| Records |
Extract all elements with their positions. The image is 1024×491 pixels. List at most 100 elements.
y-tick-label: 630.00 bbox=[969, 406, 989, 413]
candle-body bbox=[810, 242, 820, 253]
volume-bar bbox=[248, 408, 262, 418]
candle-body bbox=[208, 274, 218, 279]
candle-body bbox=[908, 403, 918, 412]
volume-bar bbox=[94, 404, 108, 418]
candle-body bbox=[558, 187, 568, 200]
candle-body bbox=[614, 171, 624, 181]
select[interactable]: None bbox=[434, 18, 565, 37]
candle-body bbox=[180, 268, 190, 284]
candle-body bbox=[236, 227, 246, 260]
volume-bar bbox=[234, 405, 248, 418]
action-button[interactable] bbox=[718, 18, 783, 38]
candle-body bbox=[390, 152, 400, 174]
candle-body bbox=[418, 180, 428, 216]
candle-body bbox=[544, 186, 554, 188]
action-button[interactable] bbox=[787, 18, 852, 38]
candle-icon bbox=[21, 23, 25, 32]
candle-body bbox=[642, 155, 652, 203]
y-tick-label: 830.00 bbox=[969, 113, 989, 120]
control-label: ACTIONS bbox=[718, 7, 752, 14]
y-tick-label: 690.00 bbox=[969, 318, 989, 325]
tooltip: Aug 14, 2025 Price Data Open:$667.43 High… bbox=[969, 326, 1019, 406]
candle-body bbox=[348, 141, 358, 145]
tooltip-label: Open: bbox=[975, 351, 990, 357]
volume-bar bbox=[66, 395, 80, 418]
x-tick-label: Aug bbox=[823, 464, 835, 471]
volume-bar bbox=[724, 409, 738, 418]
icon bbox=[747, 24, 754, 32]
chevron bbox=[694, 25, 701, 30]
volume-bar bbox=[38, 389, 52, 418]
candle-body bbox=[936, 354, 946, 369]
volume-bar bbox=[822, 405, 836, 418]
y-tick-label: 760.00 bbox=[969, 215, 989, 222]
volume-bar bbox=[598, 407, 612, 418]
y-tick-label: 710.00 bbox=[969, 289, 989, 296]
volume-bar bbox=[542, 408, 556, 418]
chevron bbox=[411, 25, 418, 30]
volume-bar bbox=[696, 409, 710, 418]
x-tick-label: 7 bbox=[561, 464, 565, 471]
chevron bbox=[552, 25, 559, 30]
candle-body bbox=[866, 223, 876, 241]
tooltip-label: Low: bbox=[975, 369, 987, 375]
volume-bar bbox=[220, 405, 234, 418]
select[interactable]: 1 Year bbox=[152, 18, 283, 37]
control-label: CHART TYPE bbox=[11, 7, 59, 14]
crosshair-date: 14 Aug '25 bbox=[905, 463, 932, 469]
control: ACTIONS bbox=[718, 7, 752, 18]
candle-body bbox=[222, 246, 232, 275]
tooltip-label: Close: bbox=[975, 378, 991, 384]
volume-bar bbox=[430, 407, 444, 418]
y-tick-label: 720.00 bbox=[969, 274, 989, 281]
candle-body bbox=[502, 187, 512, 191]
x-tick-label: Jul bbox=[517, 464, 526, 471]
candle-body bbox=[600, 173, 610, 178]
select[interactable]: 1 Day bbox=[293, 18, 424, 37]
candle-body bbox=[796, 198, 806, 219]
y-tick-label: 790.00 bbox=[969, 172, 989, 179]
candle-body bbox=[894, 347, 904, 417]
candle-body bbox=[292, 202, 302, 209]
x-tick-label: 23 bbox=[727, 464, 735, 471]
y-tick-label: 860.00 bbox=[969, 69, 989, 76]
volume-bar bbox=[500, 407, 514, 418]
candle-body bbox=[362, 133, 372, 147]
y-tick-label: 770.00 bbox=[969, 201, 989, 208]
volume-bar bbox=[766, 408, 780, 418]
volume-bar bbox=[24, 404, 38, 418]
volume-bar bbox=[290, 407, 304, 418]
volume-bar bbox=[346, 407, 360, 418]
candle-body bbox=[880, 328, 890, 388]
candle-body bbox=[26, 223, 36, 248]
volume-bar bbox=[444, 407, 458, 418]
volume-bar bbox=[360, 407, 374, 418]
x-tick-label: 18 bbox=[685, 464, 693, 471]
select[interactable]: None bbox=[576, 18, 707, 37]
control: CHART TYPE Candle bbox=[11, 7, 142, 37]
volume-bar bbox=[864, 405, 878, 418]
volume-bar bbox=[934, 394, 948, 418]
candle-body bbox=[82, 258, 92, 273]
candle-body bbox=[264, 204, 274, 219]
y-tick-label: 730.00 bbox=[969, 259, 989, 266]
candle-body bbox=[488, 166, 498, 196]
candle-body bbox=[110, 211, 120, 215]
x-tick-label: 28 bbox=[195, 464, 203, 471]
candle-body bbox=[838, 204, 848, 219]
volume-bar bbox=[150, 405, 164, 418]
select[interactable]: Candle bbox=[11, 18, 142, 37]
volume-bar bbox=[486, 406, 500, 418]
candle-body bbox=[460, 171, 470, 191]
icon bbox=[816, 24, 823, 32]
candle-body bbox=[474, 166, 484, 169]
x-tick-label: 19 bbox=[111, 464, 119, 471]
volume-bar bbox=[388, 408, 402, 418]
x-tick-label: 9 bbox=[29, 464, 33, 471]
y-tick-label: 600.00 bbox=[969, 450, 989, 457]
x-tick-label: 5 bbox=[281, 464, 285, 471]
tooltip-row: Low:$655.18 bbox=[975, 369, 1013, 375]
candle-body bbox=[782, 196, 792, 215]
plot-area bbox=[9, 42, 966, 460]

| Requirement |
Copy out everything in the records from the first line down to the line containing "candle-body bbox=[908, 403, 918, 412]", with both ends included.

| Written solution |
Extract all elements with their positions. The image is 1024×491 pixels. List at most 100 elements.
y-tick-label: 630.00 bbox=[969, 406, 989, 413]
candle-body bbox=[810, 242, 820, 253]
volume-bar bbox=[248, 408, 262, 418]
candle-body bbox=[208, 274, 218, 279]
candle-body bbox=[908, 403, 918, 412]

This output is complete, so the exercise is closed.